╭─ TASK INPUTS

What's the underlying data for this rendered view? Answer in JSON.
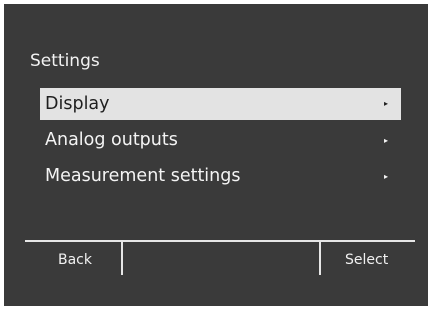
{
  "header": {
    "title": "Settings"
  },
  "menu": {
    "items": [
      {
        "label": "Display",
        "arrow": "▸",
        "selected": true
      },
      {
        "label": "Analog outputs",
        "arrow": "▸",
        "selected": false
      },
      {
        "label": "Measurement settings",
        "arrow": "▸",
        "selected": false
      }
    ]
  },
  "softkeys": {
    "left_label": "Back",
    "center_label": "",
    "right_label": "Select"
  },
  "colors": {
    "background": "#3a3a3a",
    "selection": "#e3e3e3",
    "text": "#f0f0f0",
    "selected_text": "#1f1f1f"
  },
  "icons": {
    "arrow": "chevron-right-icon"
  }
}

╰─

Ignore the images and quote every line of the listing exactly.

What's the underlying data for this rendered view? Answer in JSON.
{
  "header": {
    "title": "Settings"
  },
  "menu": {
    "items": [
      {
        "label": "Display",
        "arrow": "▸",
        "selected": true
      },
      {
        "label": "Analog outputs",
        "arrow": "▸",
        "selected": false
      },
      {
        "label": "Measurement settings",
        "arrow": "▸",
        "selected": false
      }
    ]
  },
  "softkeys": {
    "left_label": "Back",
    "center_label": "",
    "right_label": "Select"
  },
  "colors": {
    "background": "#3a3a3a",
    "selection": "#e3e3e3",
    "text": "#f0f0f0",
    "selected_text": "#1f1f1f"
  },
  "icons": {
    "arrow": "chevron-right-icon"
  }
}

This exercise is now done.